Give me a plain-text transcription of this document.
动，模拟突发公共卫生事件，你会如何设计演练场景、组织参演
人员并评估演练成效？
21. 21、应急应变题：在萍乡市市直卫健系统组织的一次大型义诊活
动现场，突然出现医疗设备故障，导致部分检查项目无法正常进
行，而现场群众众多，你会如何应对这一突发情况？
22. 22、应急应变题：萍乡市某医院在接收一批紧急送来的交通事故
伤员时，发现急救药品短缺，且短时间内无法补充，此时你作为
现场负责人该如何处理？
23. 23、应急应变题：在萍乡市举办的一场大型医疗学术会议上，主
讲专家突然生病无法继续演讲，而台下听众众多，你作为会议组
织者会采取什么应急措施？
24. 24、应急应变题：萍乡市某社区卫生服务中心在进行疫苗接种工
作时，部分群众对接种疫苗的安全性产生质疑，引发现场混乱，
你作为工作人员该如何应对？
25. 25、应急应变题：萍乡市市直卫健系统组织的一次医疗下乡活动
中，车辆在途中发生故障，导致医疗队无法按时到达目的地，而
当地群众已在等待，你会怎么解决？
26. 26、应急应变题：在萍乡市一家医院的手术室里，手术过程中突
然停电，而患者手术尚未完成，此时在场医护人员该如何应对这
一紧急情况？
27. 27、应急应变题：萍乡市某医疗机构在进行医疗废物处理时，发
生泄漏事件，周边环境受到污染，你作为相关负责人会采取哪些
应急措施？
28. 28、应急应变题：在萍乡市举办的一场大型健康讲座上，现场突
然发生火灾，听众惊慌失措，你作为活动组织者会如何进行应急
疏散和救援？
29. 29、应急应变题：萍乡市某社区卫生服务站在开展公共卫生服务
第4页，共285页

**Problem description:** Write out the entries in full, exactly as given.

**Written solution:**
Give me a plain-text transcription of this document.
动，模拟突发公共卫生事件，你会如何设计演练场景、组织参演
人员并评估演练成效？
21. 21、应急应变题：在萍乡市市直卫健系统组织的一次大型义诊活
动现场，突然出现医疗设备故障，导致部分检查项目无法正常进
行，而现场群众众多，你会如何应对这一突发情况？
22. 22、应急应变题：萍乡市某医院在接收一批紧急送来的交通事故
伤员时，发现急救药品短缺，且短时间内无法补充，此时你作为
现场负责人该如何处理？
23. 23、应急应变题：在萍乡市举办的一场大型医疗学术会议上，主
讲专家突然生病无法继续演讲，而台下听众众多，你作为会议组
织者会采取什么应急措施？
24. 24、应急应变题：萍乡市某社区卫生服务中心在进行疫苗接种工
作时，部分群众对接种疫苗的安全性产生质疑，引发现场混乱，
你作为工作人员该如何应对？
25. 25、应急应变题：萍乡市市直卫健系统组织的一次医疗下乡活动
中，车辆在途中发生故障，导致医疗队无法按时到达目的地，而
当地群众已在等待，你会怎么解决？
26. 26、应急应变题：在萍乡市一家医院的手术室里，手术过程中突
然停电，而患者手术尚未完成，此时在场医护人员该如何应对这
一紧急情况？
27. 27、应急应变题：萍乡市某医疗机构在进行医疗废物处理时，发
生泄漏事件，周边环境受到污染，你作为相关负责人会采取哪些
应急措施？
28. 28、应急应变题：在萍乡市举办的一场大型健康讲座上，现场突
然发生火灾，听众惊慌失措，你作为活动组织者会如何进行应急
疏散和救援？
29. 29、应急应变题：萍乡市某社区卫生服务站在开展公共卫生服务
第4页，共285页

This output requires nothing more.